(INPUT ROWS)
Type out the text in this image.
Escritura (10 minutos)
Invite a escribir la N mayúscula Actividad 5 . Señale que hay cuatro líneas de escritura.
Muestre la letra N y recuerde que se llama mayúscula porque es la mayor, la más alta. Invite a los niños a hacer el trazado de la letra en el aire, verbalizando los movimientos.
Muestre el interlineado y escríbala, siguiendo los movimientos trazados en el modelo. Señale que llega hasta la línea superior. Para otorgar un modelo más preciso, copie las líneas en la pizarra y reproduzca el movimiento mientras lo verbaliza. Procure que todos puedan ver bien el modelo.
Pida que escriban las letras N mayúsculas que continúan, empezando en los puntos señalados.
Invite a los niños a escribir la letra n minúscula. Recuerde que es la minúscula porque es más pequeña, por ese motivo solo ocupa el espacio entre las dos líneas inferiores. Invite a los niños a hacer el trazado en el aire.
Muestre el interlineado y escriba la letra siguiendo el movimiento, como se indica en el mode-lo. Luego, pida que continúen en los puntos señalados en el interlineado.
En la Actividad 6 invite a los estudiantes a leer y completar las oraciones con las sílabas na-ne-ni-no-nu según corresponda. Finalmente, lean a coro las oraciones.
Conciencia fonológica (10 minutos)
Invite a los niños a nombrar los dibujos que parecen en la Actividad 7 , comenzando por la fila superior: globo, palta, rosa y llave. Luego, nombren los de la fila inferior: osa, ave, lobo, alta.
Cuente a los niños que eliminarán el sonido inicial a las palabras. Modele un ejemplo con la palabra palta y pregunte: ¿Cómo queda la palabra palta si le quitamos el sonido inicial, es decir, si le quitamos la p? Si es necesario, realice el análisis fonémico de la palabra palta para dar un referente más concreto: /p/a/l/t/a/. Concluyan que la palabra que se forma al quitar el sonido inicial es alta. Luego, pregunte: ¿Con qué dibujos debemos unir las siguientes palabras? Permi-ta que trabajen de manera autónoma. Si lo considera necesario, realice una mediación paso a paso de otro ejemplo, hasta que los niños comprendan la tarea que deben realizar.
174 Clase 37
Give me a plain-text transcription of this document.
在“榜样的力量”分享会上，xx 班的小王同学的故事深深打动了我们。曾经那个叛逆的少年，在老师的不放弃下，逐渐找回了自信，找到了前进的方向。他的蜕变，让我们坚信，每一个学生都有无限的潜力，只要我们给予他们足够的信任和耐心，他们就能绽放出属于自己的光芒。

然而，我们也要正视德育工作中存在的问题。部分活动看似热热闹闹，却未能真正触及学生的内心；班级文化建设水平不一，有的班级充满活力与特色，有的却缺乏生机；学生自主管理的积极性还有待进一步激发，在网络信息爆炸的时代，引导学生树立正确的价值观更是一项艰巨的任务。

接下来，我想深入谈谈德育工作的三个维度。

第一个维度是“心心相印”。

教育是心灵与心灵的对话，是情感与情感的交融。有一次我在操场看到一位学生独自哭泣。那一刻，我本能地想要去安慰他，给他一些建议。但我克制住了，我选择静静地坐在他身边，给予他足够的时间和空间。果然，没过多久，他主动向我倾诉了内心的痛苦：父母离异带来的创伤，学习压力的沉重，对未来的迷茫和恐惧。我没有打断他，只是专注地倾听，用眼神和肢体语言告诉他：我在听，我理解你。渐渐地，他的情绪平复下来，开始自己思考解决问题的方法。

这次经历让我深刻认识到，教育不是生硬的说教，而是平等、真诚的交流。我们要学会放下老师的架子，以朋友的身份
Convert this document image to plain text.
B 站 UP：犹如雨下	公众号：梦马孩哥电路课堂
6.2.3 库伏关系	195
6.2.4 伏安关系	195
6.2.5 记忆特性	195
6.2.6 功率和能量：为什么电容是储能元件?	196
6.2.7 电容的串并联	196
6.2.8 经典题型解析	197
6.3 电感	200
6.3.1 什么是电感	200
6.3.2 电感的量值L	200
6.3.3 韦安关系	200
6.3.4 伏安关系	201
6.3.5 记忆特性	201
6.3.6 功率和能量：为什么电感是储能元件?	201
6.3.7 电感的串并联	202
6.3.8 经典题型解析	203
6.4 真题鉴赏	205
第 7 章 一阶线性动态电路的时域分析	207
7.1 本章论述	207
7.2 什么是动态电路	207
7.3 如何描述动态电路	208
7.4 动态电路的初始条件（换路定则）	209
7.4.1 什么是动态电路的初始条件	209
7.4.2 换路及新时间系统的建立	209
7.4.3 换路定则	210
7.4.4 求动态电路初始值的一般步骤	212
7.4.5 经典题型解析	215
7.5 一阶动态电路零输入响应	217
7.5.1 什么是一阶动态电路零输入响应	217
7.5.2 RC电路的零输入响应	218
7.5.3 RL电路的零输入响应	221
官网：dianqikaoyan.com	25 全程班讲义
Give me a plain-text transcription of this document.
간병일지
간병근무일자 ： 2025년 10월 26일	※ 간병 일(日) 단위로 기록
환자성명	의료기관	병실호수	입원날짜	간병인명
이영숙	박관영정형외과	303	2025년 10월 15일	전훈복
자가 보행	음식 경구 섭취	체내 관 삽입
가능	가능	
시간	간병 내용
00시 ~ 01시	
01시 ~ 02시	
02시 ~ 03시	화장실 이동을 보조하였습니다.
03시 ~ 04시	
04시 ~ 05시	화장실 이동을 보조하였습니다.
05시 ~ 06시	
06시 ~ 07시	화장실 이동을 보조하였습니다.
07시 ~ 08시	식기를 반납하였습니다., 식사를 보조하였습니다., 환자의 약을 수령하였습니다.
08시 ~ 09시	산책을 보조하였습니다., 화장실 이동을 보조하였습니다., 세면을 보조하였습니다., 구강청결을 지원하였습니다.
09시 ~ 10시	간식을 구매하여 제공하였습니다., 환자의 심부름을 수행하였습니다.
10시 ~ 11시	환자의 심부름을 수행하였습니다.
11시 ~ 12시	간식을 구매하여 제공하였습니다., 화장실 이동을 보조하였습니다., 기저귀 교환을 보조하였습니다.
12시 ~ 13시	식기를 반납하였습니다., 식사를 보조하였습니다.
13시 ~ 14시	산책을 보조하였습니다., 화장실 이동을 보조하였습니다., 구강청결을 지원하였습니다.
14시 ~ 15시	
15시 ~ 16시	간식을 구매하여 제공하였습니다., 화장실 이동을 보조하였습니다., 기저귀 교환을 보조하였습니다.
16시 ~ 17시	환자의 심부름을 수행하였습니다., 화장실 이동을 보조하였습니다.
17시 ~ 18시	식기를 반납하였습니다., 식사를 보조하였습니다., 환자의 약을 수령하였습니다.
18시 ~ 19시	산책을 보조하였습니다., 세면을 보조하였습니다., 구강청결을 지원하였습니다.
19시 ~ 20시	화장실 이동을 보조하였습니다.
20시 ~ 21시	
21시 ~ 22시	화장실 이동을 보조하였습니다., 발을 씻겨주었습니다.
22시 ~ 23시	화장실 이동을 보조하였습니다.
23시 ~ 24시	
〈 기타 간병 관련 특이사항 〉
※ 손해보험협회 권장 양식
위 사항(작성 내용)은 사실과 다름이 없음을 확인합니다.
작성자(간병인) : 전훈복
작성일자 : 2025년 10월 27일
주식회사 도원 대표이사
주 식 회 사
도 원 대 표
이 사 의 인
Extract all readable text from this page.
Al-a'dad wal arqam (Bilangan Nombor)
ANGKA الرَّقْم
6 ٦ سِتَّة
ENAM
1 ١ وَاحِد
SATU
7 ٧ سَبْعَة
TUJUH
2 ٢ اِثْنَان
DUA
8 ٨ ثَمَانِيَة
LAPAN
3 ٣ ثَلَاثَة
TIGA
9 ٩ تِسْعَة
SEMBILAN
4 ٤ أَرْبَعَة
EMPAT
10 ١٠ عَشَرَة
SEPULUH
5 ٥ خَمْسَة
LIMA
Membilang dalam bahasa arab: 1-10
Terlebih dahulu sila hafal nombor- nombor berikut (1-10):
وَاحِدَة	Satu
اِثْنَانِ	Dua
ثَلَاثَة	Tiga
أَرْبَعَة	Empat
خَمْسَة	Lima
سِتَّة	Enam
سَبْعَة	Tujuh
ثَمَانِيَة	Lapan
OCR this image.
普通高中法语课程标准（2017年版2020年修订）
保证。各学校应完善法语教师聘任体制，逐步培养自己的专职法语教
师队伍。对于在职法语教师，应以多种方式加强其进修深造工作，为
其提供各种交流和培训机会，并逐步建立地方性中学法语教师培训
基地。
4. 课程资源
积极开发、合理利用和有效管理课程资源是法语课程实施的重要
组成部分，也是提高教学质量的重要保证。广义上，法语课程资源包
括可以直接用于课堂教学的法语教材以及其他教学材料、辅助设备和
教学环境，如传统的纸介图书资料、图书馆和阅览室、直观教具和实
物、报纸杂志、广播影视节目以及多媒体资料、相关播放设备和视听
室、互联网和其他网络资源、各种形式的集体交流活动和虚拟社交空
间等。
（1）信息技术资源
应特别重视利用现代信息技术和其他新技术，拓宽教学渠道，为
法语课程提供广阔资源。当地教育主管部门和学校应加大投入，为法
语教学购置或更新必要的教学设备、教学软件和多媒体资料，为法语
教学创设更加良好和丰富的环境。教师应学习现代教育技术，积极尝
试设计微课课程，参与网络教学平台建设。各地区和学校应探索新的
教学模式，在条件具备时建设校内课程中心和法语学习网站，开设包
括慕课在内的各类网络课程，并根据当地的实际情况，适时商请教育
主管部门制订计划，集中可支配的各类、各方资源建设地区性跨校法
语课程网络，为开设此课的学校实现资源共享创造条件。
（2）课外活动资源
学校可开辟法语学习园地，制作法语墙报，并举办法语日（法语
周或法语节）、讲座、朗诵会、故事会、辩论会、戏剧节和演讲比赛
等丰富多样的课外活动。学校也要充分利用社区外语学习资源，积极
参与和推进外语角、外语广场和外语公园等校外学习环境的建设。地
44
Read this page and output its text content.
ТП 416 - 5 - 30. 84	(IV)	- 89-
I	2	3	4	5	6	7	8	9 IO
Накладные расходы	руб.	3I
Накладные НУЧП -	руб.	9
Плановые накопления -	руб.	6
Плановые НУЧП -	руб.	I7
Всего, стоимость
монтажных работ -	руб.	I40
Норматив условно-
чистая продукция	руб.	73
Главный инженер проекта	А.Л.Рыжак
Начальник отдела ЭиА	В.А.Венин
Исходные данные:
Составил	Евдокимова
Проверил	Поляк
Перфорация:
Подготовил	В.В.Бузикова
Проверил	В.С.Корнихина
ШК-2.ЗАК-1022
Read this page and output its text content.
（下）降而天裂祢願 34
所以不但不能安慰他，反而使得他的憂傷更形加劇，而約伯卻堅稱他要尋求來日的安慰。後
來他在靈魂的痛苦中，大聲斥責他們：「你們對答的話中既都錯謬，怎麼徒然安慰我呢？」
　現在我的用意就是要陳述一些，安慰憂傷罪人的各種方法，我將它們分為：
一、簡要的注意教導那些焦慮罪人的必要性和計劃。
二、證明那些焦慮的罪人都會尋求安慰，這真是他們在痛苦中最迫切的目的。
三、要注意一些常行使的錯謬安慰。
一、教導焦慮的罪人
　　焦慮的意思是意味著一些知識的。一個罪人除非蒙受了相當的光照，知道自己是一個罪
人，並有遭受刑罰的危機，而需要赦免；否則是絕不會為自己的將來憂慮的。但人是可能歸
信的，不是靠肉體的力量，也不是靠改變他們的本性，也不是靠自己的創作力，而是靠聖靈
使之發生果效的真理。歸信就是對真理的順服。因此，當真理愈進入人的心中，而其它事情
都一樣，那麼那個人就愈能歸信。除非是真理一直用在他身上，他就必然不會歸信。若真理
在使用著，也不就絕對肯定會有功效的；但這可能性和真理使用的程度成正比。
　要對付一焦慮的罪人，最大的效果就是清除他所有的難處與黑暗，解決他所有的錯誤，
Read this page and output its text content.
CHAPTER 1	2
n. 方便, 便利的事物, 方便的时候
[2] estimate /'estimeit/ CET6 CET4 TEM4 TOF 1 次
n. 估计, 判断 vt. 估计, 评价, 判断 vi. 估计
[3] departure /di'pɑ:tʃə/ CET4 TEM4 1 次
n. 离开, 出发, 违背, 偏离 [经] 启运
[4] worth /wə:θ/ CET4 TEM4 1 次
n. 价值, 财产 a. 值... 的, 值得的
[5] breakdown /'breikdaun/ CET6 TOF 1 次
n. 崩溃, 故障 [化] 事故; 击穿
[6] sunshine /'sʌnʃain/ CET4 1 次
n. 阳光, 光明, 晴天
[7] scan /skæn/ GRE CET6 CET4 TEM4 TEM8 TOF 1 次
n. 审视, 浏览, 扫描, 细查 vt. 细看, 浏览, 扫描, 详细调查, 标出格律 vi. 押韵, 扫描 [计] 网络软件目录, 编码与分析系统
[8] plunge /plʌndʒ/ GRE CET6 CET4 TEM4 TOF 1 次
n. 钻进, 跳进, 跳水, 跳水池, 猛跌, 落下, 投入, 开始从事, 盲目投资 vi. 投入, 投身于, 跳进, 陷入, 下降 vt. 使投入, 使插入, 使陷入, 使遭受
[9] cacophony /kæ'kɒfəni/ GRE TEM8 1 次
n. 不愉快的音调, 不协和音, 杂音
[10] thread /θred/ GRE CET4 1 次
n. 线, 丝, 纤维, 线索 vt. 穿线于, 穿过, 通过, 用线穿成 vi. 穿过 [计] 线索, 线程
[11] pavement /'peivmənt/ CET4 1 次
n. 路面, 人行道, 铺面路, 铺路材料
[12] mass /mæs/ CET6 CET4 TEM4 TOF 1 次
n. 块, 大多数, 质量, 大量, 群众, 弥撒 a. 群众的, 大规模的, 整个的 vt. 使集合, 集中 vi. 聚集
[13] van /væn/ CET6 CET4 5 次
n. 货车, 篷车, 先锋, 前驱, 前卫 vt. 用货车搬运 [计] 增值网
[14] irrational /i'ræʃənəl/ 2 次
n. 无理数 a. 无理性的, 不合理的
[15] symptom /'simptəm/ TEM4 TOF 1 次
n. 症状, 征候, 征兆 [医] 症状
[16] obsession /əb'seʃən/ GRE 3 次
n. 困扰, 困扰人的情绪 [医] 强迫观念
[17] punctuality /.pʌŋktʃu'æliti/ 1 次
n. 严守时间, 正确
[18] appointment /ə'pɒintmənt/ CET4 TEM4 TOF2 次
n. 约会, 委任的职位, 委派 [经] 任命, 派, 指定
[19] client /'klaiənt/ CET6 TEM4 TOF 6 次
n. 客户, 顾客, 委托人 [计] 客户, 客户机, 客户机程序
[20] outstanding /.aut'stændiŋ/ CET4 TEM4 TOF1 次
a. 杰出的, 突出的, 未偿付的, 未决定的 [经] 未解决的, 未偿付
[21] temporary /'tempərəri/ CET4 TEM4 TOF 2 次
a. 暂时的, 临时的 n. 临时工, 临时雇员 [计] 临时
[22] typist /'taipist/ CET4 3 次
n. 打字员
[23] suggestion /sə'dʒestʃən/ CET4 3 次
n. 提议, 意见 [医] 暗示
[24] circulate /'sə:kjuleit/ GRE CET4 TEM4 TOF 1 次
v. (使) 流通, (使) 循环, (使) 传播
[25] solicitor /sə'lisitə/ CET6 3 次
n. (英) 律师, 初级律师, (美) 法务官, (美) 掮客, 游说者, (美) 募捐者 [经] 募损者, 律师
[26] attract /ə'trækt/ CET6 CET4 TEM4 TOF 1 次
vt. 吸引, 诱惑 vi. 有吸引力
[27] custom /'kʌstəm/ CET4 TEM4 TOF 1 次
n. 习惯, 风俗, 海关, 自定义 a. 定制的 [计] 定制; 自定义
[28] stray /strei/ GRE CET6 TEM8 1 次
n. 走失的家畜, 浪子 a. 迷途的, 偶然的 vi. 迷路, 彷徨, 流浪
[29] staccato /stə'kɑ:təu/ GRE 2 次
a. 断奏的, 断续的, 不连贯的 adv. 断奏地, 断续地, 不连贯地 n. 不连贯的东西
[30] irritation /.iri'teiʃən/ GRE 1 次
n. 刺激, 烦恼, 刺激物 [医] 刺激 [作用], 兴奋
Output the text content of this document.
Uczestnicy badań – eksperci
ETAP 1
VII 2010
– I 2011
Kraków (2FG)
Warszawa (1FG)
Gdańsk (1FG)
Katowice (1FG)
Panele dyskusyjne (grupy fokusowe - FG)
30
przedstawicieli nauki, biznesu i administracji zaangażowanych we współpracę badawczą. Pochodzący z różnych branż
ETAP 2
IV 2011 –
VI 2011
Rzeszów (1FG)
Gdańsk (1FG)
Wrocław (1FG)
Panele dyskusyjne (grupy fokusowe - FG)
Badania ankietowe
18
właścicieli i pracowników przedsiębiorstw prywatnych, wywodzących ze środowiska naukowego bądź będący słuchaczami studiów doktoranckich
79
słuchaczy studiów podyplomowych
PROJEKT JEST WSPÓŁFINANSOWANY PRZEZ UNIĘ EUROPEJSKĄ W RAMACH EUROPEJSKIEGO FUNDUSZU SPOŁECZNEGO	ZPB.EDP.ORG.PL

(SHORT TASK) Only lines with the string "this" belong in your answer; copy each one.

(TASK SOLUTION)
Type out the text in this image.
Give me a plain-text transcription of this document.
Convert this document image to plain text.
Give me a plain-text transcription of this document.
Extract all readable text from this page.
OCR this image.
Read this page and output its text content.
Read this page and output its text content.
Read this page and output its text content.
Output the text content of this document.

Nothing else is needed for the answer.